[Start Supplied records]

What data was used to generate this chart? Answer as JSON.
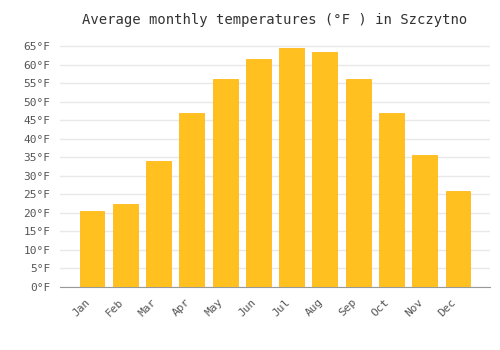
{
  "months": [
    "Jan",
    "Feb",
    "Mar",
    "Apr",
    "May",
    "Jun",
    "Jul",
    "Aug",
    "Sep",
    "Oct",
    "Nov",
    "Dec"
  ],
  "values": [
    20.5,
    22.5,
    34.0,
    47.0,
    56.0,
    61.5,
    64.5,
    63.5,
    56.0,
    47.0,
    35.5,
    26.0
  ],
  "bar_color": "#FFC020",
  "bar_edge_color": "#FFB000",
  "title": "Average monthly temperatures (°F ) in Szczytno",
  "ylim": [
    0,
    68
  ],
  "yticks": [
    0,
    5,
    10,
    15,
    20,
    25,
    30,
    35,
    40,
    45,
    50,
    55,
    60,
    65
  ],
  "ytick_labels": [
    "0°F",
    "5°F",
    "10°F",
    "15°F",
    "20°F",
    "25°F",
    "30°F",
    "35°F",
    "40°F",
    "45°F",
    "50°F",
    "55°F",
    "60°F",
    "65°F"
  ],
  "background_color": "#FFFFFF",
  "grid_color": "#E8E8E8",
  "title_fontsize": 10,
  "tick_fontsize": 8,
  "font_family": "monospace",
  "bar_width": 0.75
}
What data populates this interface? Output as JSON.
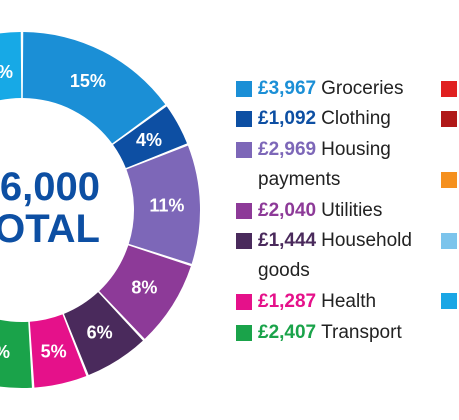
{
  "chart_data": {
    "type": "pie",
    "center_text": [
      "6,000",
      "OTAL"
    ],
    "slices": [
      {
        "label": "Groceries",
        "amount": "£3,967",
        "value": 15,
        "value_label": "15%",
        "color": "#1b8fd6"
      },
      {
        "label": "Clothing",
        "amount": "£1,092",
        "value": 4,
        "value_label": "4%",
        "color": "#0d4fa3"
      },
      {
        "label": "Housing payments",
        "amount": "£2,969",
        "value": 11,
        "value_label": "11%",
        "color": "#7d67b8"
      },
      {
        "label": "Utilities",
        "amount": "£2,040",
        "value": 8,
        "value_label": "8%",
        "color": "#8d3a98"
      },
      {
        "label": "Household goods",
        "amount": "£1,444",
        "value": 6,
        "value_label": "6%",
        "color": "#4a2a5c"
      },
      {
        "label": "Health",
        "amount": "£1,287",
        "value": 5,
        "value_label": "5%",
        "color": "#e5118a"
      },
      {
        "label": "Transport",
        "amount": "£2,407",
        "value": 9,
        "value_label": "",
        "color": "#1aa34a"
      }
    ],
    "partial_top_label": "%",
    "partial_bottom_label": "%",
    "other_colors": [
      "#17a9e6",
      "#e02020",
      "#b01818",
      "#f5901e",
      "#7cc4ec",
      "#1aa6e5"
    ]
  },
  "legend": [
    {
      "amount": "£3,967",
      "label_lines": [
        "Groceries"
      ],
      "color": "#1b8fd6"
    },
    {
      "amount": "£1,092",
      "label_lines": [
        "Clothing"
      ],
      "color": "#0d4fa3"
    },
    {
      "amount": "£2,969",
      "label_lines": [
        "Housing",
        "payments"
      ],
      "color": "#7d67b8"
    },
    {
      "amount": "£2,040",
      "label_lines": [
        "Utilities"
      ],
      "color": "#8d3a98"
    },
    {
      "amount": "£1,444",
      "label_lines": [
        "Household",
        "goods"
      ],
      "color": "#4a2a5c"
    },
    {
      "amount": "£1,287",
      "label_lines": [
        "Health"
      ],
      "color": "#e5118a"
    },
    {
      "amount": "£2,407",
      "label_lines": [
        "Transport"
      ],
      "color": "#1aa34a"
    }
  ],
  "second_column_colors": [
    "#e02020",
    "#b01818",
    "#f5901e",
    "#7cc4ec",
    "#1aa6e5"
  ]
}
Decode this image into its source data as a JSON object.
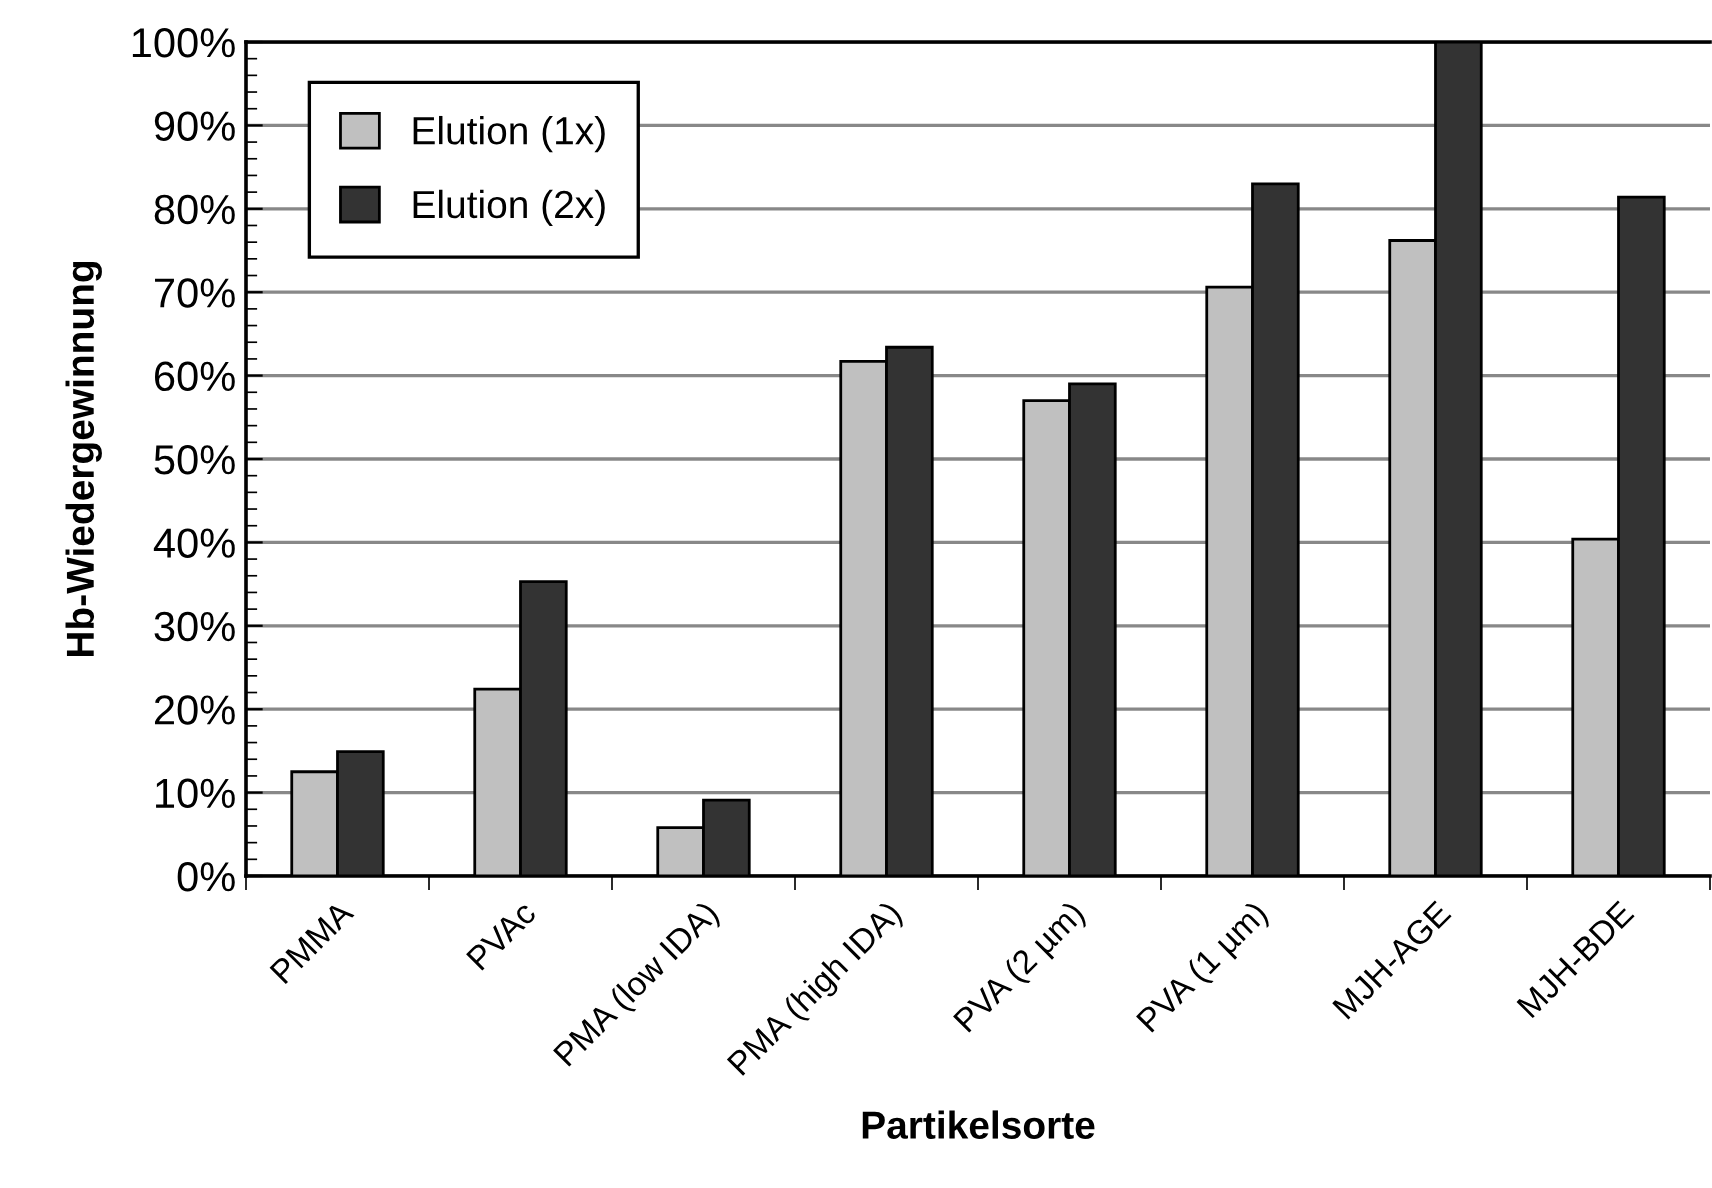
{
  "chart_data": {
    "type": "bar",
    "xlabel": "Partikelsorte",
    "ylabel": "Hb-Wiedergewinnung",
    "categories": [
      "PMMA",
      "PVAc",
      "PMA (low IDA)",
      "PMA (high IDA)",
      "PVA (2 µm)",
      "PVA (1 µm)",
      "MJH-AGE",
      "MJH-BDE"
    ],
    "series": [
      {
        "name": "Elution (1x)",
        "color": "#c0c0c0",
        "values": [
          12.5,
          22.4,
          5.8,
          61.7,
          57.0,
          70.6,
          76.2,
          40.4
        ]
      },
      {
        "name": "Elution (2x)",
        "color": "#333333",
        "values": [
          14.9,
          35.3,
          9.1,
          63.4,
          59.0,
          83.0,
          100,
          81.4
        ]
      }
    ],
    "ylim": [
      0,
      100
    ],
    "yticks": [
      {
        "value": 0,
        "label": "0%"
      },
      {
        "value": 10,
        "label": "10%"
      },
      {
        "value": 20,
        "label": "20%"
      },
      {
        "value": 30,
        "label": "30%"
      },
      {
        "value": 40,
        "label": "40%"
      },
      {
        "value": 50,
        "label": "50%"
      },
      {
        "value": 60,
        "label": "60%"
      },
      {
        "value": 70,
        "label": "70%"
      },
      {
        "value": 80,
        "label": "80%"
      },
      {
        "value": 90,
        "label": "90%"
      },
      {
        "value": 100,
        "label": "100%"
      }
    ],
    "grid": "y",
    "legend": "top left"
  }
}
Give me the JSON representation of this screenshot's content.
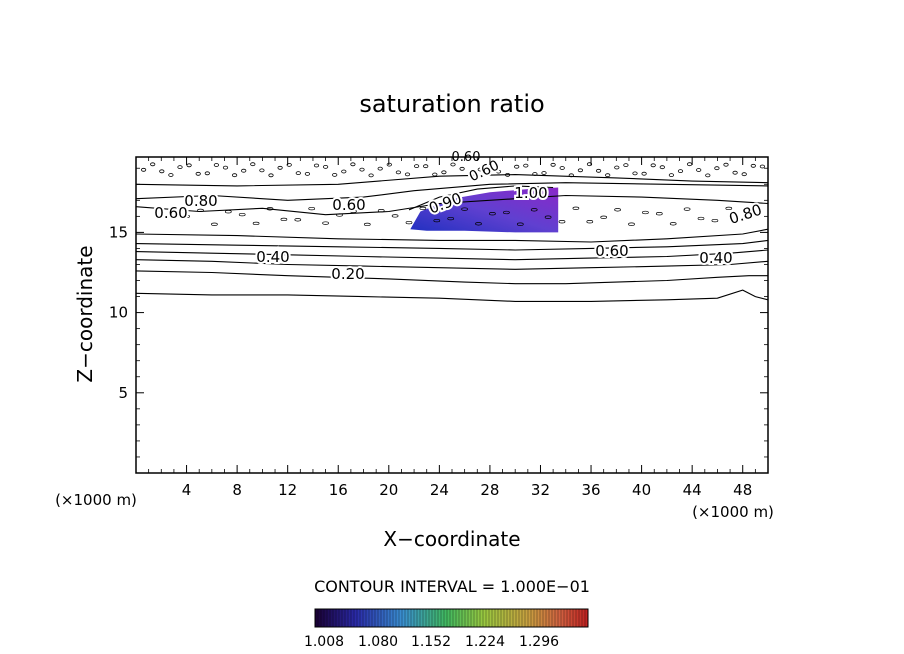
{
  "chart_data": {
    "type": "contour",
    "title": "saturation ratio",
    "xlabel": "X−coordinate",
    "ylabel": "Z−coordinate",
    "x_unit_left": "(×1000 m)",
    "x_unit_right": "(×1000 m)",
    "xlim": [
      0,
      50
    ],
    "ylim": [
      0,
      19.7
    ],
    "x_ticks": [
      4,
      8,
      12,
      16,
      20,
      24,
      28,
      32,
      36,
      40,
      44,
      48
    ],
    "y_ticks": [
      5,
      10,
      15
    ],
    "contour_interval_text": "CONTOUR INTERVAL = 1.000E−01",
    "contour_labels": [
      "0.20",
      "0.40",
      "0.40",
      "0.60",
      "0.60",
      "0.60",
      "0.80",
      "0.80",
      "0.90",
      "1.00",
      "0.60",
      "0.60"
    ],
    "contours": [
      {
        "level": 0.2,
        "points": [
          [
            0,
            12.6
          ],
          [
            6,
            12.5
          ],
          [
            12,
            12.3
          ],
          [
            16,
            12.2
          ],
          [
            20,
            12.1
          ],
          [
            26,
            11.9
          ],
          [
            30,
            11.8
          ],
          [
            34,
            11.8
          ],
          [
            38,
            11.9
          ],
          [
            42,
            12.0
          ],
          [
            46,
            12.2
          ],
          [
            48.5,
            12.3
          ],
          [
            50,
            12.3
          ]
        ]
      },
      {
        "level": 0.3,
        "points": [
          [
            0,
            13.3
          ],
          [
            6,
            13.2
          ],
          [
            12,
            13.0
          ],
          [
            18,
            12.9
          ],
          [
            24,
            12.8
          ],
          [
            30,
            12.7
          ],
          [
            36,
            12.8
          ],
          [
            42,
            12.9
          ],
          [
            47,
            13.0
          ],
          [
            50,
            13.2
          ]
        ]
      },
      {
        "level": 0.4,
        "points": [
          [
            0,
            13.8
          ],
          [
            6,
            13.7
          ],
          [
            12,
            13.6
          ],
          [
            18,
            13.5
          ],
          [
            24,
            13.4
          ],
          [
            30,
            13.3
          ],
          [
            36,
            13.4
          ],
          [
            42,
            13.5
          ],
          [
            47,
            13.7
          ],
          [
            50,
            13.9
          ]
        ]
      },
      {
        "level": 0.5,
        "points": [
          [
            0,
            14.3
          ],
          [
            8,
            14.2
          ],
          [
            16,
            14.1
          ],
          [
            24,
            14.0
          ],
          [
            30,
            13.9
          ],
          [
            36,
            14.0
          ],
          [
            42,
            14.1
          ],
          [
            48,
            14.3
          ],
          [
            50,
            14.5
          ]
        ]
      },
      {
        "level": 0.6,
        "points": [
          [
            0,
            14.9
          ],
          [
            8,
            14.8
          ],
          [
            16,
            14.6
          ],
          [
            24,
            14.5
          ],
          [
            30,
            14.5
          ],
          [
            36,
            14.4
          ],
          [
            42,
            14.6
          ],
          [
            48,
            14.9
          ],
          [
            50,
            15.2
          ]
        ]
      },
      {
        "level": 0.6,
        "points": [
          [
            0,
            16.6
          ],
          [
            5,
            16.3
          ],
          [
            10,
            16.5
          ],
          [
            15,
            16.1
          ],
          [
            20,
            16.3
          ],
          [
            24,
            16.8
          ],
          [
            30,
            17.1
          ],
          [
            34,
            17.3
          ],
          [
            40,
            17.2
          ],
          [
            46,
            17.0
          ],
          [
            50,
            16.8
          ]
        ]
      },
      {
        "level": 0.8,
        "points": [
          [
            0,
            17.1
          ],
          [
            6,
            17.3
          ],
          [
            12,
            17.0
          ],
          [
            18,
            17.2
          ],
          [
            22,
            17.6
          ],
          [
            28,
            18.0
          ],
          [
            34,
            18.1
          ],
          [
            42,
            18.0
          ],
          [
            50,
            17.9
          ]
        ]
      },
      {
        "level": 0.5,
        "points": [
          [
            0,
            18.0
          ],
          [
            8,
            17.9
          ],
          [
            16,
            18.0
          ],
          [
            24,
            18.5
          ],
          [
            30,
            18.6
          ],
          [
            38,
            18.4
          ],
          [
            44,
            18.2
          ],
          [
            50,
            18.1
          ]
        ]
      },
      {
        "level": 1.0,
        "points": [
          [
            21.6,
            16.4
          ],
          [
            24,
            17.2
          ],
          [
            27,
            17.7
          ],
          [
            30,
            17.9
          ],
          [
            33,
            17.8
          ]
        ]
      },
      {
        "level": 0.3,
        "points": [
          [
            0,
            11.2
          ],
          [
            6,
            11.1
          ],
          [
            12,
            11.1
          ],
          [
            18,
            11.0
          ],
          [
            24,
            10.9
          ],
          [
            30,
            10.7
          ],
          [
            36,
            10.7
          ],
          [
            42,
            10.8
          ],
          [
            46,
            10.9
          ],
          [
            48,
            11.4
          ],
          [
            49,
            11.0
          ],
          [
            50,
            10.8
          ]
        ]
      }
    ],
    "filled_region": {
      "level_min": 1.008,
      "level_max": 1.3,
      "points": [
        [
          21.7,
          15.2
        ],
        [
          22.5,
          16.3
        ],
        [
          25,
          17.1
        ],
        [
          28,
          17.5
        ],
        [
          31,
          17.7
        ],
        [
          33.4,
          17.8
        ],
        [
          33.4,
          15.0
        ],
        [
          30,
          15.0
        ],
        [
          26,
          15.1
        ],
        [
          23,
          15.1
        ]
      ]
    },
    "colorbar": {
      "ticks": [
        "1.008",
        "1.080",
        "1.152",
        "1.224",
        "1.296"
      ],
      "vmin": 1.008,
      "vmax": 1.32
    }
  }
}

[End Supplied records]

_Exercise aim_
Scan the material and collect every line that contains "What".

_Solution_
What data was used to generate this chart? Answer as JSON.
What data populates this interface? Output as JSON.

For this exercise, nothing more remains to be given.